### [WORK TO COMPLETE]
Filter this material down to the lines that hold "LGTBI", copying each one.

________________

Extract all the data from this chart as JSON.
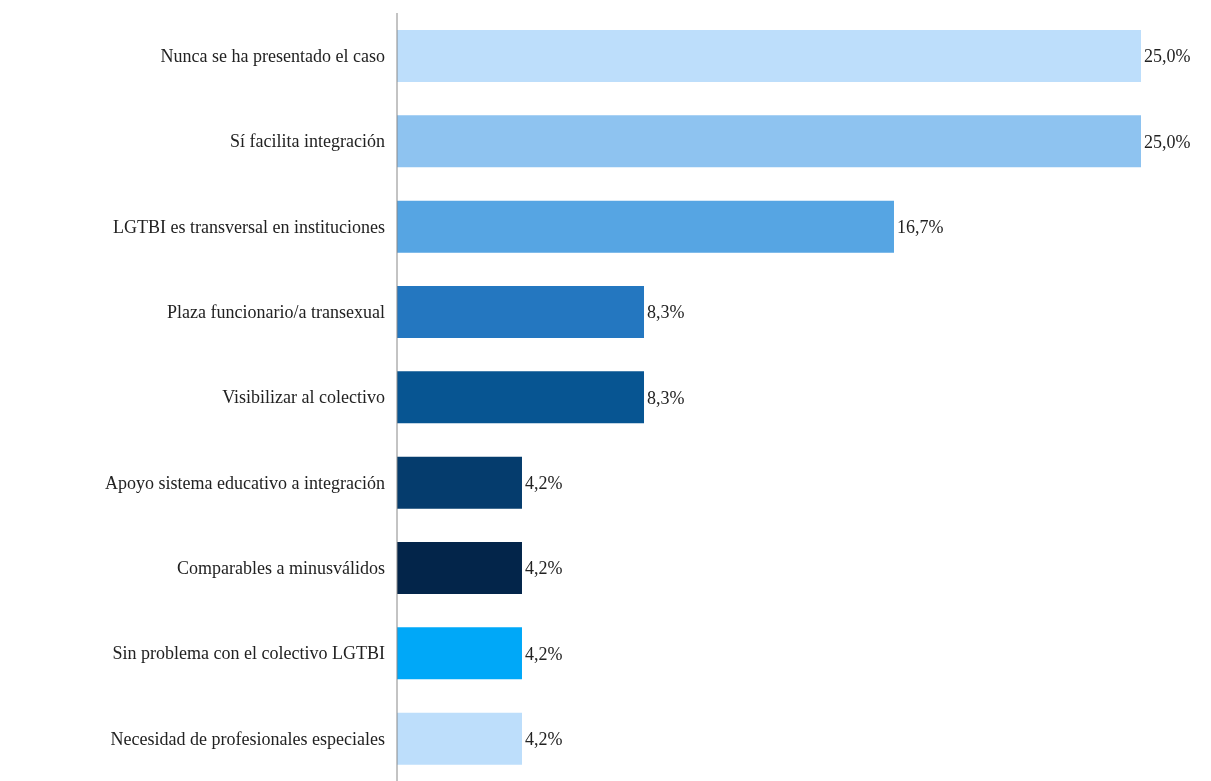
{
  "chart_data": {
    "type": "bar",
    "orientation": "horizontal",
    "categories": [
      "Nunca se ha presentado el caso",
      "Sí facilita integración",
      "LGTBI es transversal en instituciones",
      "Plaza funcionario/a transexual",
      "Visibilizar al colectivo",
      "Apoyo sistema educativo a integración",
      "Comparables a minusválidos",
      "Sin problema con el colectivo LGTBI",
      "Necesidad de profesionales especiales"
    ],
    "values": [
      25.0,
      25.0,
      16.7,
      8.3,
      8.3,
      4.2,
      4.2,
      4.2,
      4.2
    ],
    "colors": [
      "#bddefb",
      "#8ec3f0",
      "#56a5e3",
      "#2477c0",
      "#075592",
      "#053c6d",
      "#03254a",
      "#00a8f8",
      "#bddefb"
    ],
    "value_labels": [
      "25,0%",
      "25,0%",
      "16,7%",
      "8,3%",
      "8,3%",
      "4,2%",
      "4,2%",
      "4,2%",
      "4,2%"
    ],
    "grid": false,
    "legend": false
  }
}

________________

### [TASK RESULT]
      "LGTBI es transversal en instituciones",
      "Sin problema con el colectivo LGTBI",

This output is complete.